Stated problem: Show every line of the records below that contains the word "this".

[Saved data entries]

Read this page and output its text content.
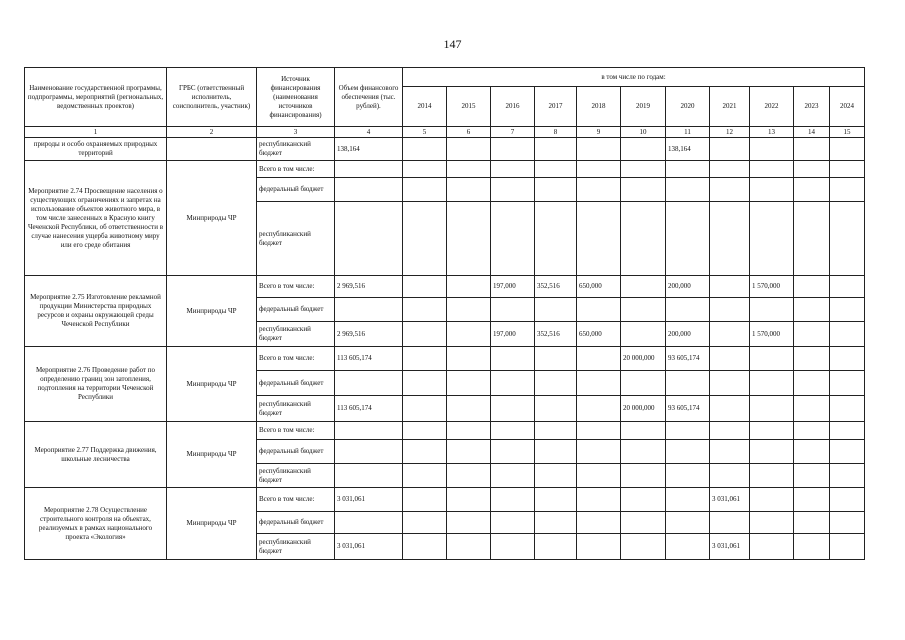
147
Наименование государственной программы, подпрограммы, мероприятий (региональных, ведомственных проектов)	ГРБС (ответственный исполнитель, соисполнитель, участник)	Источник финансирования (наименования источников финансирования)	Объем финансового обеспечения (тыс. рублей).	в том числе по годам:										
				2014	2015	2016	2017	2018	2019	2020	2021	2022	2023	2024
1	2	3	4	5	6	7	8	9	10	11	12	13	14	15
природы и особо охраняемых природных территорий		республиканский бюджет	138,164							138,164				
Мероприятие 2.74 Просвещение населения о существующих ограничениях и запретах на использование объектов животного мира, в том числе занесенных в Красную книгу Чеченской Республики, об ответственности в случае нанесения ущерба животному миру или его среде обитания	Минприроды ЧР	Всего в том числе:												
		федеральный бюджет												
		республиканский бюджет												
Мероприятие 2.75 Изготовление рекламной продукции Министерства природных ресурсов и охраны окружающей среды Чеченской Республики	Минприроды ЧР	Всего в том числе:	2 969,516			197,000	352,516	650,000		200,000		1 570,000		
		федеральный бюджет												
		республиканский бюджет	2 969,516			197,000	352,516	650,000		200,000		1 570,000		
Мероприятие 2.76 Проведение работ по определению границ зон затопления, подтопления на территории Чеченской Республики	Минприроды ЧР	Всего в том числе:	113 605,174						20 000,000	93 605,174				
		федеральный бюджет												
		республиканский бюджет	113 605,174						20 000,000	93 605,174				
Мероприятие 2.77 Поддержка движения, школьные лесничества	Минприроды ЧР	Всего в том числе:												
		федеральный бюджет												
		республиканский бюджет												
Мероприятие 2.78 Осуществление строительного контроля на объектах, реализуемых в рамках национального проекта «Экология»	Минприроды ЧР	Всего в том числе:	3 031,061								3 031,061			
		федеральный бюджет												
		республиканский бюджет	3 031,061								3 031,061			
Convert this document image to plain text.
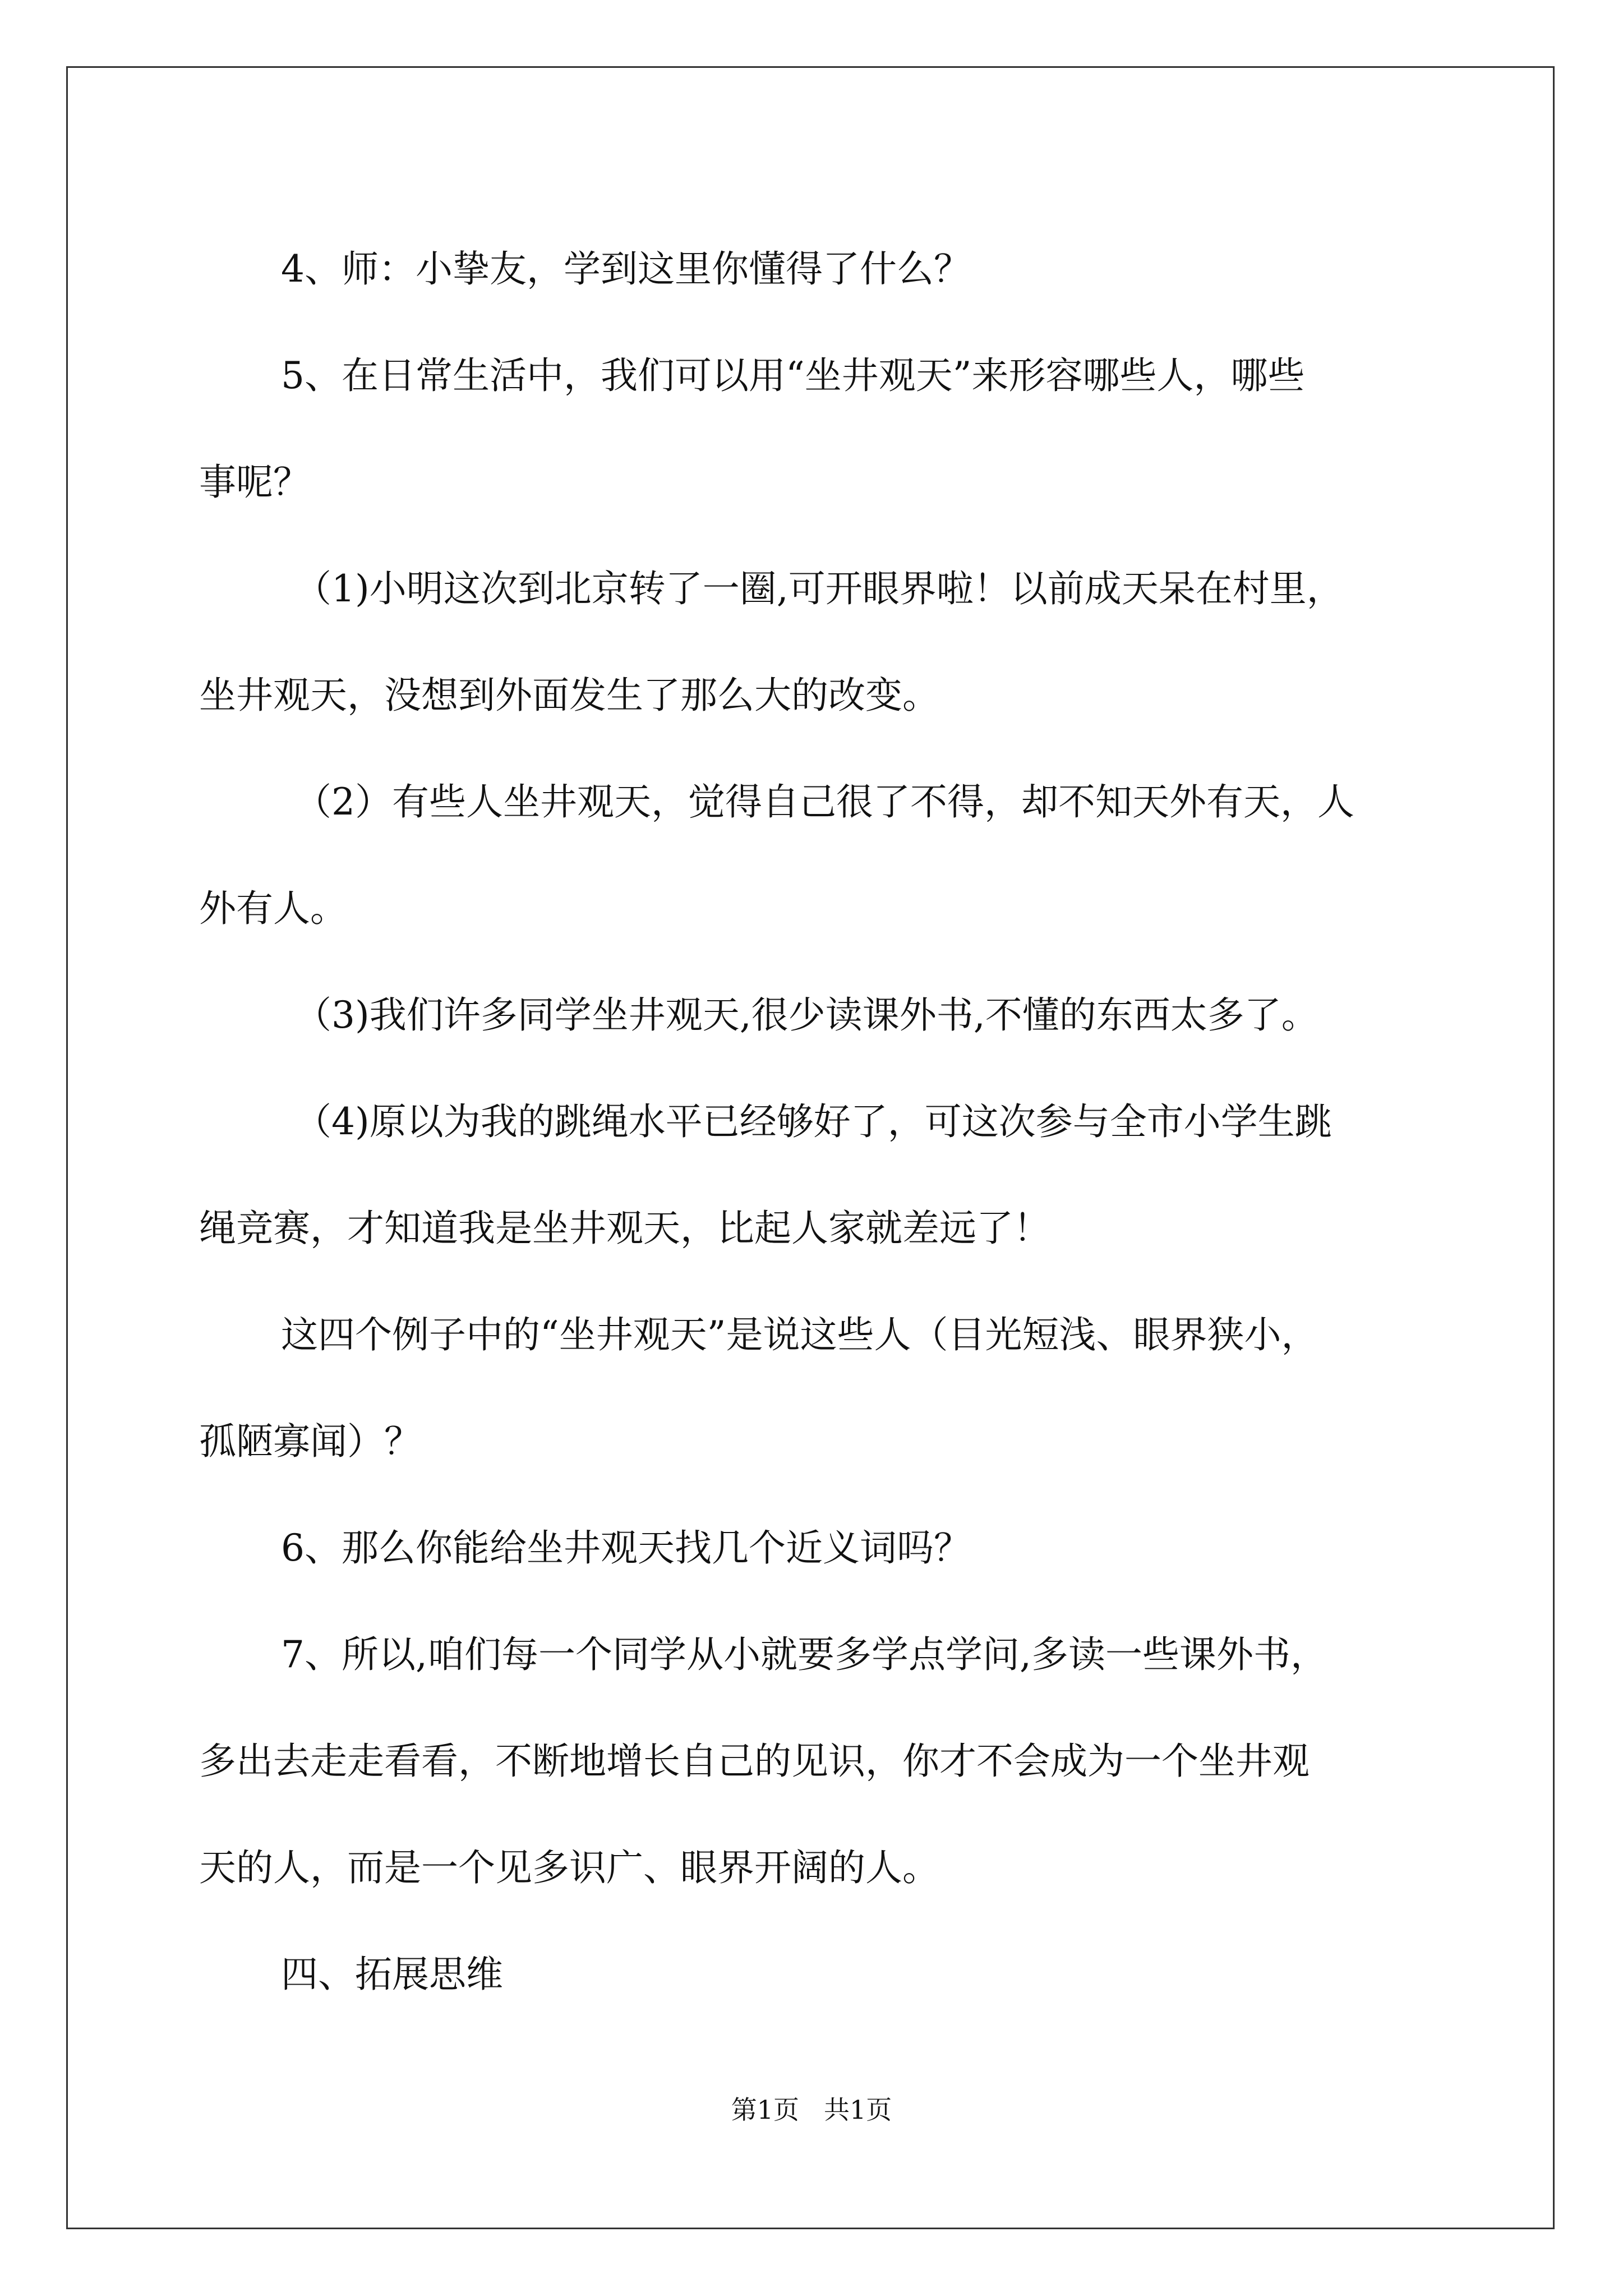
4、师：小挚友，学到这里你懂得了什么？
5、在日常生活中，我们可以用“坐井观天”来形容哪些人，哪些
事呢？
（1)小明这次到北京转了一圈,可开眼界啦！以前成天呆在村里，
坐井观天，没想到外面发生了那么大的改变。
（2）有些人坐井观天，觉得自己很了不得，却不知天外有天，人
外有人。
（3)我们许多同学坐井观天,很少读课外书,不懂的东西太多了。
（4)原以为我的跳绳水平已经够好了，可这次参与全市小学生跳
绳竞赛，才知道我是坐井观天，比起人家就差远了！
这四个例子中的“坐井观天”是说这些人（目光短浅、眼界狭小，
孤陋寡闻）？
6、那么你能给坐井观天找几个近义词吗？
7、所以,咱们每一个同学从小就要多学点学问,多读一些课外书，
多出去走走看看，不断地增长自己的见识，你才不会成为一个坐井观
天的人，而是一个见多识广、眼界开阔的人。
四、拓展思维
第1页 共1页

Exercise response:
Read this page and output its text content.
Convert this document image to plain text.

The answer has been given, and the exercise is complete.